- _EXERCISE AIM_:
Look for the string "trend" in every line, and copy each line that has it.
====================
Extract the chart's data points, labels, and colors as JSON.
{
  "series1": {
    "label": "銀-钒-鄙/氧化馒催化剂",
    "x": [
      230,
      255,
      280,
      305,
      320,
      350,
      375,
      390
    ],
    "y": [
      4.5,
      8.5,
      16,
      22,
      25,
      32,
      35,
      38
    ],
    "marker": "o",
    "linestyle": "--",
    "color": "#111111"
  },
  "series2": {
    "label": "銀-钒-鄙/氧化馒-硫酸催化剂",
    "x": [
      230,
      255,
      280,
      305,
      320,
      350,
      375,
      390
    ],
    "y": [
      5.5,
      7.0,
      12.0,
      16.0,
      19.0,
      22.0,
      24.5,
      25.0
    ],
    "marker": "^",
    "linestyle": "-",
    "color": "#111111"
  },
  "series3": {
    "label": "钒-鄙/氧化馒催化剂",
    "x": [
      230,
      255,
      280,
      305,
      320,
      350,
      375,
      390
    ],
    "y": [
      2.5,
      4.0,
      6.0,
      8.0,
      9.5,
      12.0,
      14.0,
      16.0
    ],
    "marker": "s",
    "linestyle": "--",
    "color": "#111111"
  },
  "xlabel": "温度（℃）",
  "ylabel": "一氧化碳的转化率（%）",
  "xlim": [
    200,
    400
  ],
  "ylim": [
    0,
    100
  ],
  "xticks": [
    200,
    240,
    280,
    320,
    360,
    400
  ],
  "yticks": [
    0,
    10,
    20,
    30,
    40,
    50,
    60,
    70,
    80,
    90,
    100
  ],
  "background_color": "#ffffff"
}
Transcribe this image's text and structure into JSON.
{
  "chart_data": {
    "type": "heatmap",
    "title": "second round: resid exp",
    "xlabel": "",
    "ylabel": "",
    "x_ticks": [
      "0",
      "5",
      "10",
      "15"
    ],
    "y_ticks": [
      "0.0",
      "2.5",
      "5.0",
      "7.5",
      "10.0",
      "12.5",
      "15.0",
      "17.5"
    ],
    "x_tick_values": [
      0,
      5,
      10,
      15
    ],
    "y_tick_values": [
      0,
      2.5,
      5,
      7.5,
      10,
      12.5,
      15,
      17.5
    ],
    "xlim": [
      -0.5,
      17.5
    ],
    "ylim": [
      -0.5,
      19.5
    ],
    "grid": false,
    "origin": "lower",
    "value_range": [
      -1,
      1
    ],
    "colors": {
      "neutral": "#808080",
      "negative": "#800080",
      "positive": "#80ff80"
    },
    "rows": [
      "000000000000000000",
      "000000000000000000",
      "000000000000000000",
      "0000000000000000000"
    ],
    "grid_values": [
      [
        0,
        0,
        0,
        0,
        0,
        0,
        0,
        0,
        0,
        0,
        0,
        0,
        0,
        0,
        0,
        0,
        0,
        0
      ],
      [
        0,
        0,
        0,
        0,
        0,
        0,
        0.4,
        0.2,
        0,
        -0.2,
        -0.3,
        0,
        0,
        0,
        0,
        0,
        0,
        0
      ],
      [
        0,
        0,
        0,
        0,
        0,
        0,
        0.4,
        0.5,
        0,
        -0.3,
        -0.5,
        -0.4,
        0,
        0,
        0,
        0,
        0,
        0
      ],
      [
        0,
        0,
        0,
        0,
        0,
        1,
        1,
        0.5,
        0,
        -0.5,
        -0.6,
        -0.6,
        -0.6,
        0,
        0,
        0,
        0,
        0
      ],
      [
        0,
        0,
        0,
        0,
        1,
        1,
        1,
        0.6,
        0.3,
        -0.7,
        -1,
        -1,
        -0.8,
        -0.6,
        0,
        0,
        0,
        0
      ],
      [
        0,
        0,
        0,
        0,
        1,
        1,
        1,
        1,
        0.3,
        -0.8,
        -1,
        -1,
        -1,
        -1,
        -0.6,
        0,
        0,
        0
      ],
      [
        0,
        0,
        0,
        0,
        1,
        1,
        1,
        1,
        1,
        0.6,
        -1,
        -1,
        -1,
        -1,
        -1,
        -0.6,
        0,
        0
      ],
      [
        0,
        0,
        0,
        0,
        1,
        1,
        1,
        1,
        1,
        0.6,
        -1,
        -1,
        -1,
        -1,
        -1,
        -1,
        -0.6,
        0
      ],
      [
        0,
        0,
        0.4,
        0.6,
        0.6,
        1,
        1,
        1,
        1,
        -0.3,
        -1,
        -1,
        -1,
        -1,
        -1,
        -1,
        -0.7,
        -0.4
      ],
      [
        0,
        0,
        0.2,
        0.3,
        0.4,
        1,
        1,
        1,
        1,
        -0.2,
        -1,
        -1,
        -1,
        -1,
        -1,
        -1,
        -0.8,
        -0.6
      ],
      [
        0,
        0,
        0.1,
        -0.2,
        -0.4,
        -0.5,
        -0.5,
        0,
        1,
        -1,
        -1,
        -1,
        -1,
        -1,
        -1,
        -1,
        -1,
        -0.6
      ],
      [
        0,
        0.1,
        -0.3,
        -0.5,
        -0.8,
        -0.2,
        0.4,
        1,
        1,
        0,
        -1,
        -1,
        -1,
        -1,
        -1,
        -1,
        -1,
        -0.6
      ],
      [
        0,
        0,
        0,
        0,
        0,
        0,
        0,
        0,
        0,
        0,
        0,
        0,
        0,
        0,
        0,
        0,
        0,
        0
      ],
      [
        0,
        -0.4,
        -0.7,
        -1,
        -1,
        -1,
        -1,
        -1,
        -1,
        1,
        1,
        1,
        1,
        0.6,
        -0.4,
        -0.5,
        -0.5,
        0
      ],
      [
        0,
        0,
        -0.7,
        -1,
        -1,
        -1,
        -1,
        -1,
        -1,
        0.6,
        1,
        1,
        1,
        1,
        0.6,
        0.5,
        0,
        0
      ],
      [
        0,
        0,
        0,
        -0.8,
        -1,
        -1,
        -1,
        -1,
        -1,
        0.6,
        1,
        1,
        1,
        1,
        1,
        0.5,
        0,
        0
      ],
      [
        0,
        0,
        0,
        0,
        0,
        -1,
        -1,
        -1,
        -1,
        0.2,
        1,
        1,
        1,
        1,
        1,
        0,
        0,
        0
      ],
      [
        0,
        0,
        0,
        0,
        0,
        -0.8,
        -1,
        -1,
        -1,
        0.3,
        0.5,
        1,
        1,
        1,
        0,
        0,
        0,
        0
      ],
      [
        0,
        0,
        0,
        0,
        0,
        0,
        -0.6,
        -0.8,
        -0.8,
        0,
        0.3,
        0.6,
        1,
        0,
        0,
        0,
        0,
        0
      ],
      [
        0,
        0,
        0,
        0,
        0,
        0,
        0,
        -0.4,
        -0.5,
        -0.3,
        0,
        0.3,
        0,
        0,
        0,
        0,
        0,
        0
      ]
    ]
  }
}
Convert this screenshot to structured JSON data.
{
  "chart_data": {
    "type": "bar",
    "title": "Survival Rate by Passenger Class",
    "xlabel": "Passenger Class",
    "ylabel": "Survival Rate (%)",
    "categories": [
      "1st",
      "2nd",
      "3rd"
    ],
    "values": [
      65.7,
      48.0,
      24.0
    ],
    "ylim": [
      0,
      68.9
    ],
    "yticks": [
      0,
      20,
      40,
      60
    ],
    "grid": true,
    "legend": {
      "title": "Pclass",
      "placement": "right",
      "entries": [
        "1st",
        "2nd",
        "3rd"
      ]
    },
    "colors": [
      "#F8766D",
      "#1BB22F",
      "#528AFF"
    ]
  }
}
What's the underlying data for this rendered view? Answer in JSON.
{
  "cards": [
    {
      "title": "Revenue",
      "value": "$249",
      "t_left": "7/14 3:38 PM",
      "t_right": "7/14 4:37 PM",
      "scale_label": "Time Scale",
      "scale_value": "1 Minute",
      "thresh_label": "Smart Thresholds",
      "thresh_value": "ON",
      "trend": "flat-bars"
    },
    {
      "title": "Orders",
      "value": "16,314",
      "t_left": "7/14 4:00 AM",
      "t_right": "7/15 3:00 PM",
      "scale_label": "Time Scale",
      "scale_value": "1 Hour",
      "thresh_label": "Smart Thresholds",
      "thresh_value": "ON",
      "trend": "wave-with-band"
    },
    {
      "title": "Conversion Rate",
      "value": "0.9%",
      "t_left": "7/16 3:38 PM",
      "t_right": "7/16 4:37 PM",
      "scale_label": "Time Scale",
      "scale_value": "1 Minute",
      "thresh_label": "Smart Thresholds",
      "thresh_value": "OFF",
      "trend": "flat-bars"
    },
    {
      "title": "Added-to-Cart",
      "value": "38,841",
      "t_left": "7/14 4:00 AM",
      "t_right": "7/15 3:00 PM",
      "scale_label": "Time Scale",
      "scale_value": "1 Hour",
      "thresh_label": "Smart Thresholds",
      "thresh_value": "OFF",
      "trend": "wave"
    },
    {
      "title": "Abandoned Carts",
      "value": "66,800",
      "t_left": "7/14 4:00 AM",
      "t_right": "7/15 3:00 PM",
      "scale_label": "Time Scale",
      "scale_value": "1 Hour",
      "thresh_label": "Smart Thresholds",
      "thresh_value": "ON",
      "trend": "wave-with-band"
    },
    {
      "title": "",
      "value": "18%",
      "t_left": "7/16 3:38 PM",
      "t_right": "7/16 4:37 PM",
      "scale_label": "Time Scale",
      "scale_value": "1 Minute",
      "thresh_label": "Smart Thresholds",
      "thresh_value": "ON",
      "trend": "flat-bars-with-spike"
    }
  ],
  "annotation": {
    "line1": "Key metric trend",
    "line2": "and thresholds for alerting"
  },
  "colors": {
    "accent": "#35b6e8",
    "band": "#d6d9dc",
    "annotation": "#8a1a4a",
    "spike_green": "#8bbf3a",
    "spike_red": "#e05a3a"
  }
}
====================
- _COMPLETE RESPONSE_:
      "trend": "flat-bars"
      "trend": "wave-with-band"
      "trend": "flat-bars"
      "trend": "wave"
      "trend": "wave-with-band"
      "trend": "flat-bars-with-spike"
    "line1": "Key metric trend",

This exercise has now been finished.